%%

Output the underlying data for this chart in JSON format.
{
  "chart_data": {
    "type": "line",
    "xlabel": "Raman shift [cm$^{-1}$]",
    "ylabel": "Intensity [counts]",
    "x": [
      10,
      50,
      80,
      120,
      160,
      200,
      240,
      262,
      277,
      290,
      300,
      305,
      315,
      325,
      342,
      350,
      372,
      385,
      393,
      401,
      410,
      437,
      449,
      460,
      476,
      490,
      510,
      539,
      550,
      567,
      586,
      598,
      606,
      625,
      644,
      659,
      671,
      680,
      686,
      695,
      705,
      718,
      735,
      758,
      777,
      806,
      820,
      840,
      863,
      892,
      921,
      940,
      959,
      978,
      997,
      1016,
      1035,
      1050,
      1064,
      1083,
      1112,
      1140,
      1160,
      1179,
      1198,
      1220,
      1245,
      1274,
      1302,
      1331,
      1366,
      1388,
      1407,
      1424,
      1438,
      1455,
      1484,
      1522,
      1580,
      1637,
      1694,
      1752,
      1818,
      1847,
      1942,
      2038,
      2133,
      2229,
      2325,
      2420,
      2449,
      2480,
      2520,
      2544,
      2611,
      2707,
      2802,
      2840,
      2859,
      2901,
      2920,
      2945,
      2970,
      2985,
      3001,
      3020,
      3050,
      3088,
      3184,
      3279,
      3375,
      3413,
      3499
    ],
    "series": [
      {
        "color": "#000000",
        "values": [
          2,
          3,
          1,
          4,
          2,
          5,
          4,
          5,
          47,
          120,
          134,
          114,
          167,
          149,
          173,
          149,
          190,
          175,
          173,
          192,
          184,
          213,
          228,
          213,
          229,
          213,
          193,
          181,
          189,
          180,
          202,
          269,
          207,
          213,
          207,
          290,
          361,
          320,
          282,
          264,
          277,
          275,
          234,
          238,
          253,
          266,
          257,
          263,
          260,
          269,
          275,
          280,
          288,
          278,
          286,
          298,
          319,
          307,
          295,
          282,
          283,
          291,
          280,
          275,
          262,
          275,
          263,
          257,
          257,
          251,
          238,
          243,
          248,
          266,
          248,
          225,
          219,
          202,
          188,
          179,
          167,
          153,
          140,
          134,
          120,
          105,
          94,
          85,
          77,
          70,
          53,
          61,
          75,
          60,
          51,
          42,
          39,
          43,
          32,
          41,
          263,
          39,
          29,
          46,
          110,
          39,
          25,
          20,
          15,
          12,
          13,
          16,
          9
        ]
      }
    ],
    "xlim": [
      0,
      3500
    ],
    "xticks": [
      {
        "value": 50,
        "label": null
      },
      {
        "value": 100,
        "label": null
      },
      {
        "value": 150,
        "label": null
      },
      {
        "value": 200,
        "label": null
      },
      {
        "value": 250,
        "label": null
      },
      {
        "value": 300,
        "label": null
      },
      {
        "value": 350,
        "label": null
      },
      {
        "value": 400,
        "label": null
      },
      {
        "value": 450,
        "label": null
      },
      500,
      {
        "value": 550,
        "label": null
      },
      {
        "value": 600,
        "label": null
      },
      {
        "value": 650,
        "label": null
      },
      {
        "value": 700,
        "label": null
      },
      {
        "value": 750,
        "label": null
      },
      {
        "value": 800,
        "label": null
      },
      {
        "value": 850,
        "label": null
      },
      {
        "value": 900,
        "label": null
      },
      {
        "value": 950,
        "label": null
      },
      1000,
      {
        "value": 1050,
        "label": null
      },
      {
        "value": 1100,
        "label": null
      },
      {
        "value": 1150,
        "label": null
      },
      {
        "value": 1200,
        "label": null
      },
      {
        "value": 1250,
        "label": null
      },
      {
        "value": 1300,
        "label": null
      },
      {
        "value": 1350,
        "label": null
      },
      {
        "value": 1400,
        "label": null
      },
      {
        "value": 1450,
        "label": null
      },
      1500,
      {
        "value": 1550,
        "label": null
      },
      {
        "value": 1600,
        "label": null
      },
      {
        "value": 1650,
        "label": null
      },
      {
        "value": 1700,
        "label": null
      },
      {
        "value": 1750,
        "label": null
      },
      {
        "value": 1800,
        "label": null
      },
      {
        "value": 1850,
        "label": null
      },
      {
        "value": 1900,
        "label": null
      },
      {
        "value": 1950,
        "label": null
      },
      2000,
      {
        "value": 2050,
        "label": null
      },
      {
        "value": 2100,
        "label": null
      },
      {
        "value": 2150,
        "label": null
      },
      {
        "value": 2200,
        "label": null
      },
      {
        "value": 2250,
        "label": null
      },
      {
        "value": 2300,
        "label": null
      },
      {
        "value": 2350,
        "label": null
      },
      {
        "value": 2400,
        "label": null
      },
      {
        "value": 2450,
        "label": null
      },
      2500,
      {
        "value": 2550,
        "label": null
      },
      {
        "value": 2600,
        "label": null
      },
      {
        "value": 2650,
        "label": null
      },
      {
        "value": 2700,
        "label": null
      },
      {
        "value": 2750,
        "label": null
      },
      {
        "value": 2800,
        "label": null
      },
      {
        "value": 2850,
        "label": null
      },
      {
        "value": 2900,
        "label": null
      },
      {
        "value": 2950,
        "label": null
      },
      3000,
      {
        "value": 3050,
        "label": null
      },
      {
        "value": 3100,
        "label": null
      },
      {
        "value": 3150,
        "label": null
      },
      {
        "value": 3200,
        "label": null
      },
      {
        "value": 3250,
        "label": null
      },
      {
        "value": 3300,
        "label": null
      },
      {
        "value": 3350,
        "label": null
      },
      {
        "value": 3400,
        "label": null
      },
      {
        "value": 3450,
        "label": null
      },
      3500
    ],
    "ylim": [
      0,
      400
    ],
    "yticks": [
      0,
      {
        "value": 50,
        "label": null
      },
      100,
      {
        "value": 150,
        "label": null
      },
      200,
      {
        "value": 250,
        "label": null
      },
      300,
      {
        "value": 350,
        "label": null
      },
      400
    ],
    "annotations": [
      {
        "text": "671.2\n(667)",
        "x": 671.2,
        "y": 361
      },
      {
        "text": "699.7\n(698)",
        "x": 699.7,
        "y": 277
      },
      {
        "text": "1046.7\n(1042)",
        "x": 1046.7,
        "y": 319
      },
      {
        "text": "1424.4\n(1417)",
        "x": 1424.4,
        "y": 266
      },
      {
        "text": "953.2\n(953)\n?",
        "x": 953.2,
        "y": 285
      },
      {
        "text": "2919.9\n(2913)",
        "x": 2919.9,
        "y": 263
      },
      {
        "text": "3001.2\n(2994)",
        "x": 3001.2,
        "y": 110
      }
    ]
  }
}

%%

* **WRITTEN PROBLEM**: Repeat the preceding lines exactly, please, every one of them.

* **RESPONSE TO THE TASK**:
Output the underlying data for this chart in JSON format.
{
  "chart_data": {
    "type": "line",
    "xlabel": "Raman shift [cm$^{-1}$]",
    "ylabel": "Intensity [counts]",
    "x": [
      10,
      50,
      80,
      120,
      160,
      200,
      240,
      262,
      277,
      290,
      300,
      305,
      315,
      325,
      342,
      350,
      372,
      385,
      393,
      401,
      410,
      437,
      449,
      460,
      476,
      490,
      510,
      539,
      550,
      567,
      586,
      598,
      606,
      625,
      644,
      659,
      671,
      680,
      686,
      695,
      705,
      718,
      735,
      758,
      777,
      806,
      820,
      840,
      863,
      892,
      921,
      940,
      959,
      978,
      997,
      1016,
      1035,
      1050,
      1064,
      1083,
      1112,
      1140,
      1160,
      1179,
      1198,
      1220,
      1245,
      1274,
      1302,
      1331,
      1366,
      1388,
      1407,
      1424,
      1438,
      1455,
      1484,
      1522,
      1580,
      1637,
      1694,
      1752,
      1818,
      1847,
      1942,
      2038,
      2133,
      2229,
      2325,
      2420,
      2449,
      2480,
      2520,
      2544,
      2611,
      2707,
      2802,
      2840,
      2859,
      2901,
      2920,
      2945,
      2970,
      2985,
      3001,
      3020,
      3050,
      3088,
      3184,
      3279,
      3375,
      3413,
      3499
    ],
    "series": [
      {
        "color": "#000000",
        "values": [
          2,
          3,
          1,
          4,
          2,
          5,
          4,
          5,
          47,
          120,
          134,
          114,
          167,
          149,
          173,
          149,
          190,
          175,
          173,
          192,
          184,
          213,
          228,
          213,
          229,
          213,
          193,
          181,
          189,
          180,
          202,
          269,
          207,
          213,
          207,
          290,
          361,
          320,
          282,
          264,
          277,
          275,
          234,
          238,
          253,
          266,
          257,
          263,
          260,
          269,
          275,
          280,
          288,
          278,
          286,
          298,
          319,
          307,
          295,
          282,
          283,
          291,
          280,
          275,
          262,
          275,
          263,
          257,
          257,
          251,
          238,
          243,
          248,
          266,
          248,
          225,
          219,
          202,
          188,
          179,
          167,
          153,
          140,
          134,
          120,
          105,
          94,
          85,
          77,
          70,
          53,
          61,
          75,
          60,
          51,
          42,
          39,
          43,
          32,
          41,
          263,
          39,
          29,
          46,
          110,
          39,
          25,
          20,
          15,
          12,
          13,
          16,
          9
        ]
      }
    ],
    "xlim": [
      0,
      3500
    ],
    "xticks": [
      {
        "value": 50,
        "label": null
      },
      {
        "value": 100,
        "label": null
      },
      {
        "value": 150,
        "label": null
      },
      {
        "value": 200,
        "label": null
      },
      {
        "value": 250,
        "label": null
      },
      {
        "value": 300,
        "label": null
      },
      {
        "value": 350,
        "label": null
      },
      {
        "value": 400,
        "label": null
      },
      {
        "value": 450,
        "label": null
      },
      500,
      {
        "value": 550,
        "label": null
      },
      {
        "value": 600,
        "label": null
      },
      {
        "value": 650,
        "label": null
      },
      {
        "value": 700,
        "label": null
      },
      {
        "value": 750,
        "label": null
      },
      {
        "value": 800,
        "label": null
      },
      {
        "value": 850,
        "label": null
      },
      {
        "value": 900,
        "label": null
      },
      {
        "value": 950,
        "label": null
      },
      1000,
      {
        "value": 1050,
        "label": null
      },
      {
        "value": 1100,
        "label": null
      },
      {
        "value": 1150,
        "label": null
      },
      {
        "value": 1200,
        "label": null
      },
      {
        "value": 1250,
        "label": null
      },
      {
        "value": 1300,
        "label": null
      },
      {
        "value": 1350,
        "label": null
      },
      {
        "value": 1400,
        "label": null
      },
      {
        "value": 1450,
        "label": null
      },
      1500,
      {
        "value": 1550,
        "label": null
      },
      {
        "value": 1600,
        "label": null
      },
      {
        "value": 1650,
        "label": null
      },
      {
        "value": 1700,
        "label": null
      },
      {
        "value": 1750,
        "label": null
      },
      {
        "value": 1800,
        "label": null
      },
      {
        "value": 1850,
        "label": null
      },
      {
        "value": 1900,
        "label": null
      },
      {
        "value": 1950,
        "label": null
      },
      2000,
      {
        "value": 2050,
        "label": null
      },
      {
        "value": 2100,
        "label": null
      },
      {
        "value": 2150,
        "label": null
      },
      {
        "value": 2200,
        "label": null
      },
      {
        "value": 2250,
        "label": null
      },
      {
        "value": 2300,
        "label": null
      },
      {
        "value": 2350,
        "label": null
      },
      {
        "value": 2400,
        "label": null
      },
      {
        "value": 2450,
        "label": null
      },
      2500,
      {
        "value": 2550,
        "label": null
      },
      {
        "value": 2600,
        "label": null
      },
      {
        "value": 2650,
        "label": null
      },
      {
        "value": 2700,
        "label": null
      },
      {
        "value": 2750,
        "label": null
      },
      {
        "value": 2800,
        "label": null
      },
      {
        "value": 2850,
        "label": null
      },
      {
        "value": 2900,
        "label": null
      },
      {
        "value": 2950,
        "label": null
      },
      3000,
      {
        "value": 3050,
        "label": null
      },
      {
        "value": 3100,
        "label": null
      },
      {
        "value": 3150,
        "label": null
      },
      {
        "value": 3200,
        "label": null
      },
      {
        "value": 3250,
        "label": null
      },
      {
        "value": 3300,
        "label": null
      },
      {
        "value": 3350,
        "label": null
      },
      {
        "value": 3400,
        "label": null
      },
      {
        "value": 3450,
        "label": null
      },
      3500
    ],
    "ylim": [
      0,
      400
    ],
    "yticks": [
      0,
      {
        "value": 50,
        "label": null
      },
      100,
      {
        "value": 150,
        "label": null
      },
      200,
      {
        "value": 250,
        "label": null
      },
      300,
      {
        "value": 350,
        "label": null
      },
      400
    ],
    "annotations": [
      {
        "text": "671.2\n(667)",
        "x": 671.2,
        "y": 361
      },
      {
        "text": "699.7\n(698)",
        "x": 699.7,
        "y": 277
      },
      {
        "text": "1046.7\n(1042)",
        "x": 1046.7,
        "y": 319
      },
      {
        "text": "1424.4\n(1417)",
        "x": 1424.4,
        "y": 266
      },
      {
        "text": "953.2\n(953)\n?",
        "x": 953.2,
        "y": 285
      },
      {
        "text": "2919.9\n(2913)",
        "x": 2919.9,
        "y": 263
      },
      {
        "text": "3001.2\n(2994)",
        "x": 3001.2,
        "y": 110
      }
    ]
  }
}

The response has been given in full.